== Task instructions ==
Your answer should be one number: the count of lines in these entries that hold the word "document".

== Extracted records ==
######

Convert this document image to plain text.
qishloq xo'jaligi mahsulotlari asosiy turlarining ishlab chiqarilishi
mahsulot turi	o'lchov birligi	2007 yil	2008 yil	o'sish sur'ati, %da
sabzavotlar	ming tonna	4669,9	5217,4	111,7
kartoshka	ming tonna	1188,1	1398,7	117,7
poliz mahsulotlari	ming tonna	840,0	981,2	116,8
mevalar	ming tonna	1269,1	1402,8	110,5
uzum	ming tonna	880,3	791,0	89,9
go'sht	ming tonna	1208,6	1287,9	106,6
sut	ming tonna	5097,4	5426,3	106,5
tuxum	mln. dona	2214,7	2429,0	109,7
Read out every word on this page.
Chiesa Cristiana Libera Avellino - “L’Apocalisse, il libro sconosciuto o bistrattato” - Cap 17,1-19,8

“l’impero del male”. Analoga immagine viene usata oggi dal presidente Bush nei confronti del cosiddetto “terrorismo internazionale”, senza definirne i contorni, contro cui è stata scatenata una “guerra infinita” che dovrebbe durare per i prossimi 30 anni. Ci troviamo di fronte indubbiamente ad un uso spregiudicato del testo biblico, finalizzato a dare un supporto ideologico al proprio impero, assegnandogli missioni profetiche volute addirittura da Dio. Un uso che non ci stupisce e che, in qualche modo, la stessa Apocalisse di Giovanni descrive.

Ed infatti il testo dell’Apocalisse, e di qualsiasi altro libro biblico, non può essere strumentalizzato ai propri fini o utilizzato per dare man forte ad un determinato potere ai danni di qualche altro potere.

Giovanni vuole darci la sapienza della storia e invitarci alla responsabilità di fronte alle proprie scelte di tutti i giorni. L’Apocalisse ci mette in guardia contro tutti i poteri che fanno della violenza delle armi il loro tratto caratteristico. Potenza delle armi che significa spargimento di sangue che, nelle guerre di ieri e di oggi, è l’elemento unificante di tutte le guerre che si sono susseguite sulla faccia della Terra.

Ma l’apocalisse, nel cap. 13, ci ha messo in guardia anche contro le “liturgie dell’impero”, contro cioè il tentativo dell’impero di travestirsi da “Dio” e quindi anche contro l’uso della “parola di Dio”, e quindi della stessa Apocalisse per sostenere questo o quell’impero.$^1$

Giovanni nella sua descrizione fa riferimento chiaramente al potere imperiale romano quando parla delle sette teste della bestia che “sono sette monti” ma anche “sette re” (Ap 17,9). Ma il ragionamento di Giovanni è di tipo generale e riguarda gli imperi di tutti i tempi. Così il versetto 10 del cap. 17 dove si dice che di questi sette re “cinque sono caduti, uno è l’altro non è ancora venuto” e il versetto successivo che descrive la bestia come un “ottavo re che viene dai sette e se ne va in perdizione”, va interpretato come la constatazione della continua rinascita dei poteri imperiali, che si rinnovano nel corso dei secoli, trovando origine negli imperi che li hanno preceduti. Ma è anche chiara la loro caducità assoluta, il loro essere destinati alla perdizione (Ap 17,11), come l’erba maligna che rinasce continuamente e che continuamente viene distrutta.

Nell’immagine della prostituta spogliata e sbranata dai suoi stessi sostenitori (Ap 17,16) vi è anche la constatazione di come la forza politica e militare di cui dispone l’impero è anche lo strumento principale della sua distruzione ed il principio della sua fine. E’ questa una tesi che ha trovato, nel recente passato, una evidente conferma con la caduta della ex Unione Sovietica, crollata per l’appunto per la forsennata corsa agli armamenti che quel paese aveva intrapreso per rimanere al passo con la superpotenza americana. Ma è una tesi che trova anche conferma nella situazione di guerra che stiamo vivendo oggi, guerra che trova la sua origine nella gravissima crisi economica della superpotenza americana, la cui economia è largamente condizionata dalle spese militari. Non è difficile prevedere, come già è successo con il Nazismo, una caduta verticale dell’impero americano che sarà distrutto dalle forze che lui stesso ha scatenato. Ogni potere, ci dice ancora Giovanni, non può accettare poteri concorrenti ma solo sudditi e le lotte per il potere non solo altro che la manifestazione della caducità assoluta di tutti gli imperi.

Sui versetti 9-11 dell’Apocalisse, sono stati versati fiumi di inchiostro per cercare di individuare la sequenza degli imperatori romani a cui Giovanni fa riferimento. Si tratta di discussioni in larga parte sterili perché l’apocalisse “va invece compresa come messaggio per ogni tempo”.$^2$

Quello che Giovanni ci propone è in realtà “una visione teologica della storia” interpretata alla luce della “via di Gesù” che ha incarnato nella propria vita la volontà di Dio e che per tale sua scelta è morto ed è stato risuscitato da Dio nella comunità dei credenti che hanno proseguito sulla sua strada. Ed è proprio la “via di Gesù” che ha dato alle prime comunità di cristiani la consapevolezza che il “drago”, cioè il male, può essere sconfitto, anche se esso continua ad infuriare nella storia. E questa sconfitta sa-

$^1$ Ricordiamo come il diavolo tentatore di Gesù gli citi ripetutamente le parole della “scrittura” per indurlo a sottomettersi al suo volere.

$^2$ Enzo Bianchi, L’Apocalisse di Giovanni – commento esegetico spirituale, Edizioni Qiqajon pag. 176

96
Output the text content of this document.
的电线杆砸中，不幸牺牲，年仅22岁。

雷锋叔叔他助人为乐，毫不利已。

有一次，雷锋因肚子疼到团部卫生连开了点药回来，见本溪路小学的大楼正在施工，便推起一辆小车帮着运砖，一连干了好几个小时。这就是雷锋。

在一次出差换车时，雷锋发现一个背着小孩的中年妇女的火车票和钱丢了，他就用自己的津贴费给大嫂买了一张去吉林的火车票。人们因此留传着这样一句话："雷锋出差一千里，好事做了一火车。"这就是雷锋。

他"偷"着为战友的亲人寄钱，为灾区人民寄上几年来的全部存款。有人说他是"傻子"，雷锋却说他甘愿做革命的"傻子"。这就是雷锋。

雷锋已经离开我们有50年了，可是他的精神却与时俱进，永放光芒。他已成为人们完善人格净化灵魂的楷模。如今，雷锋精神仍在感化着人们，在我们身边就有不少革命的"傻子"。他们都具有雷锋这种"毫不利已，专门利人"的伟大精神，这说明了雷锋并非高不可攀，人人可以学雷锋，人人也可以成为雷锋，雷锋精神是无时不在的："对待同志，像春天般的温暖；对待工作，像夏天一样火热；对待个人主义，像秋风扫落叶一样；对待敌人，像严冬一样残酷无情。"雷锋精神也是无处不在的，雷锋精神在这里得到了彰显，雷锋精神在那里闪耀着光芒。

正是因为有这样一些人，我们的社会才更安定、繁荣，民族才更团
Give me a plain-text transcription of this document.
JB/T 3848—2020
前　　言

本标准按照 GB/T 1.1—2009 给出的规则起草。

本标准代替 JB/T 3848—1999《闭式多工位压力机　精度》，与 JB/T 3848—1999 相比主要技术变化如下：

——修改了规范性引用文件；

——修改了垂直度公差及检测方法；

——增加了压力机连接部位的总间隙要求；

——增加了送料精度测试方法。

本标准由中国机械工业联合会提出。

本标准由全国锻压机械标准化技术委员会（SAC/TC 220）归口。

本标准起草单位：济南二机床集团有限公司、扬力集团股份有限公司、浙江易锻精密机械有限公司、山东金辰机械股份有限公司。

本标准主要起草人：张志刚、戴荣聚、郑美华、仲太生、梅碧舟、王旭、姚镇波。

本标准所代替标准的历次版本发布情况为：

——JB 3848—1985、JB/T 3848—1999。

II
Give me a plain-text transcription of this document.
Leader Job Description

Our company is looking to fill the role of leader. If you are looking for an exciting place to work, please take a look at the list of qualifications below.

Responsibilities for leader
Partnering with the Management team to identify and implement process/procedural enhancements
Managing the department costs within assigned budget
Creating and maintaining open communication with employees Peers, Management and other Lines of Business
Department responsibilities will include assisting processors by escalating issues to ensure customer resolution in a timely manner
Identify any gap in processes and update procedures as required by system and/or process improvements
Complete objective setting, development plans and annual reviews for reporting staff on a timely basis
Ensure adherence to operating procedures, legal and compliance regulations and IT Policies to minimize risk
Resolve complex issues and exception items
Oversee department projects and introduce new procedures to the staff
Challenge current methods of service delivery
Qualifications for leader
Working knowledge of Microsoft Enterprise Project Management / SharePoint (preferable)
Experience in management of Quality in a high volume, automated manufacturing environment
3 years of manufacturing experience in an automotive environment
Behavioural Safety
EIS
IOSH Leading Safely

######

== Exercise response ==
4